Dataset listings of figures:
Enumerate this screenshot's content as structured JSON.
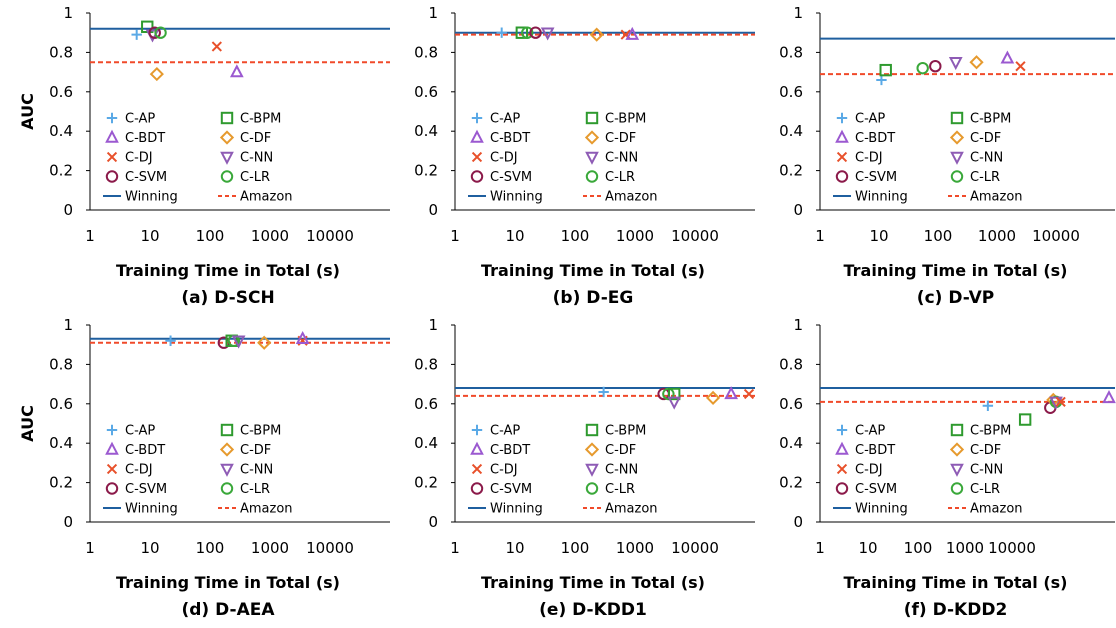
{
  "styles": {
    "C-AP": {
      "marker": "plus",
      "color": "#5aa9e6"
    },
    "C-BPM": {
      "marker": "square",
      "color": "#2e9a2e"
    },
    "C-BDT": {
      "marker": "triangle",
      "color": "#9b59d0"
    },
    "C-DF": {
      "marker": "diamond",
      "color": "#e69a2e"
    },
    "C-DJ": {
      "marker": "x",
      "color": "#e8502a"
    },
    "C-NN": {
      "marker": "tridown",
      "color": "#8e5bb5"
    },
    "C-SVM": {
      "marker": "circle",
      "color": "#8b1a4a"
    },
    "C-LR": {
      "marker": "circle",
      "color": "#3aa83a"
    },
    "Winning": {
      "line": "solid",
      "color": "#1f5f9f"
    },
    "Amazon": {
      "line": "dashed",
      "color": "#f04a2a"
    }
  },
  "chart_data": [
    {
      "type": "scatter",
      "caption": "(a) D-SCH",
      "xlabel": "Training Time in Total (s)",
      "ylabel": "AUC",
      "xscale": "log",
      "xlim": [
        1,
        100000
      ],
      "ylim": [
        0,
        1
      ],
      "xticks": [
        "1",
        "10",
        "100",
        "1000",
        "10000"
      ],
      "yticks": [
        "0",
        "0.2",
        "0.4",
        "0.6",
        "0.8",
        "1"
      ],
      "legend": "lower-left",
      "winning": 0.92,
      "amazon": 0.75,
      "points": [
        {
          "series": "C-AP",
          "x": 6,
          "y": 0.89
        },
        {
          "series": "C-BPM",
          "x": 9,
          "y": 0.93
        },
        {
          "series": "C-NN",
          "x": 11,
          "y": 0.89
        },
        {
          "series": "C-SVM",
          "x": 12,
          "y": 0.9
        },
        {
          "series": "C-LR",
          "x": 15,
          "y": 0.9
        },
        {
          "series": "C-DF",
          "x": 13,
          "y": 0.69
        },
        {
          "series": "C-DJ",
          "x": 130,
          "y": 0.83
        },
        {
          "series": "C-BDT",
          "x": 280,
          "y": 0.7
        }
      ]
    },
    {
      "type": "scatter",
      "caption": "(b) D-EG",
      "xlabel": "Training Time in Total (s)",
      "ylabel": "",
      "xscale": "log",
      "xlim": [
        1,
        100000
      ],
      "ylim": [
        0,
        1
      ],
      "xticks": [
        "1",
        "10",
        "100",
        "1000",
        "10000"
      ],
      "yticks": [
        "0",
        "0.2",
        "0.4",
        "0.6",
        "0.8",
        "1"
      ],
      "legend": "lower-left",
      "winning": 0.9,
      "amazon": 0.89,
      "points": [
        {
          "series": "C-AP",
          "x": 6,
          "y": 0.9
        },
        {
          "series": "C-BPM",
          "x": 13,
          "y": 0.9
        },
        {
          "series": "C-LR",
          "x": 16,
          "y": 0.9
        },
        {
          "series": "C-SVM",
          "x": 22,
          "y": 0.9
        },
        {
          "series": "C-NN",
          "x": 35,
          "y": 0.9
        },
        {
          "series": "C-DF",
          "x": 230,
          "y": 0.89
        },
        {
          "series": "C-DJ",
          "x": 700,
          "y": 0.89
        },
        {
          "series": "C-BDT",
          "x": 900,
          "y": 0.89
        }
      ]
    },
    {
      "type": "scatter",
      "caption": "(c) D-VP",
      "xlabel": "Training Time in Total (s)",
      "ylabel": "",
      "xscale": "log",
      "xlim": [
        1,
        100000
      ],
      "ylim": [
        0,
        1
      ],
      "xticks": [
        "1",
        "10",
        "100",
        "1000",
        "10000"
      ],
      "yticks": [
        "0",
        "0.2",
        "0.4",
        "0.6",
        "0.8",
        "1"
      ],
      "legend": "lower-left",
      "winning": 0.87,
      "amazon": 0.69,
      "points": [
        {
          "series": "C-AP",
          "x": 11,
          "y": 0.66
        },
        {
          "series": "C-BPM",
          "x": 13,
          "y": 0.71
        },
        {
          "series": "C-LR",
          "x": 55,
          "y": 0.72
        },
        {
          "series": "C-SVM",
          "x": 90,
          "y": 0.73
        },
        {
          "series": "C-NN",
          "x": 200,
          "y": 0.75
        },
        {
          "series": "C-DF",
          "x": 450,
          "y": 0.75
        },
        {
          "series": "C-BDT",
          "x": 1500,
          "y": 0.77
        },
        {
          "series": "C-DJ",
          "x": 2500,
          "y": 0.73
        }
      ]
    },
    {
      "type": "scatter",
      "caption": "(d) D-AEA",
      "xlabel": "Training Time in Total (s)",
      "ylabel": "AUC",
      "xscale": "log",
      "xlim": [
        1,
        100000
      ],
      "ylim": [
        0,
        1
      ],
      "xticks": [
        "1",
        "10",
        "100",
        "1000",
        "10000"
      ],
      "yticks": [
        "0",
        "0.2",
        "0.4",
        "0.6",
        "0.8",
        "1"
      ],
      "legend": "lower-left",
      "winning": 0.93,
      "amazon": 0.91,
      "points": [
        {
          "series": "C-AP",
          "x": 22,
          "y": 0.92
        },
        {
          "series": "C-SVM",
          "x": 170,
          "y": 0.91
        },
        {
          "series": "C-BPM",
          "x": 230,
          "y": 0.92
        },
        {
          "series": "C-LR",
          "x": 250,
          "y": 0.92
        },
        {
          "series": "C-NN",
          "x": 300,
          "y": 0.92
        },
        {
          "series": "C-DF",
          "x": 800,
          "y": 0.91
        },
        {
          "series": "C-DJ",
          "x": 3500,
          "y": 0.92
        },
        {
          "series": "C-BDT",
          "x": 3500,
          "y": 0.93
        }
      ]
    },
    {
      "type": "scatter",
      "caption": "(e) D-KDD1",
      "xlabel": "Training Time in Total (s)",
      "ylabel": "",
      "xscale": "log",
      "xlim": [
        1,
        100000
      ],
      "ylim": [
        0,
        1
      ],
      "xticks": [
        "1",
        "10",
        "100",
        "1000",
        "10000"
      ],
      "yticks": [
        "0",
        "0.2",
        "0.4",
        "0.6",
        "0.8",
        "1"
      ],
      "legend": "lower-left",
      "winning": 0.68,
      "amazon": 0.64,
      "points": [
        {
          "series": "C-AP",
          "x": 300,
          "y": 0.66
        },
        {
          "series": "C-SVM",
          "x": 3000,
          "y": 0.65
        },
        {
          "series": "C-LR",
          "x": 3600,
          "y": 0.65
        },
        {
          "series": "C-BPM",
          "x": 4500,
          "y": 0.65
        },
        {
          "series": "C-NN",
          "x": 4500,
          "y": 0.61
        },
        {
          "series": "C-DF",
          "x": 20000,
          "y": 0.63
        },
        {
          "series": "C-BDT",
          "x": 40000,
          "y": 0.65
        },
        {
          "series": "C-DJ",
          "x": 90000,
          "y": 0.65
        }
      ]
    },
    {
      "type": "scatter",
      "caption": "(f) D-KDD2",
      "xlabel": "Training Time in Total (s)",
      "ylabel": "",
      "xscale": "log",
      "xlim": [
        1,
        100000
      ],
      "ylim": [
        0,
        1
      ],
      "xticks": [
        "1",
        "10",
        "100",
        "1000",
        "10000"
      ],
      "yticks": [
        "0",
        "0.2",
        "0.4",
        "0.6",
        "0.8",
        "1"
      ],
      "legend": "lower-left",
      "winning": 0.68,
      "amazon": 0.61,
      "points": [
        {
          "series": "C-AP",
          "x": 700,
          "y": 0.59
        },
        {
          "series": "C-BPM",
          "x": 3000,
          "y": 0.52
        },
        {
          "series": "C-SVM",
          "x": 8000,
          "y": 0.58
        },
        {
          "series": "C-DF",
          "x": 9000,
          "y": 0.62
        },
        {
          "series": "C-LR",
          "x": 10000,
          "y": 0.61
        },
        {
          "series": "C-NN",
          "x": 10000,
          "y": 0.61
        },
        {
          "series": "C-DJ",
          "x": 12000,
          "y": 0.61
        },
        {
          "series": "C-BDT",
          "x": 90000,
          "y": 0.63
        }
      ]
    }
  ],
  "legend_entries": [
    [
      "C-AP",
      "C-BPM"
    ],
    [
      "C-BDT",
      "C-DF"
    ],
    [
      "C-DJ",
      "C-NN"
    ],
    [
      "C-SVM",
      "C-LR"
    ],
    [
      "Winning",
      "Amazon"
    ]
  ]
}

What to work on: Scan the data above; copy every line where "marker" appears.

Task result:
      "marker": "plus",
      "marker": "square",
      "marker": "triangle",
      "marker": "diamond",
      "marker": "x",
      "marker": "tridown",
      "marker": "circle",
      "marker": "circle",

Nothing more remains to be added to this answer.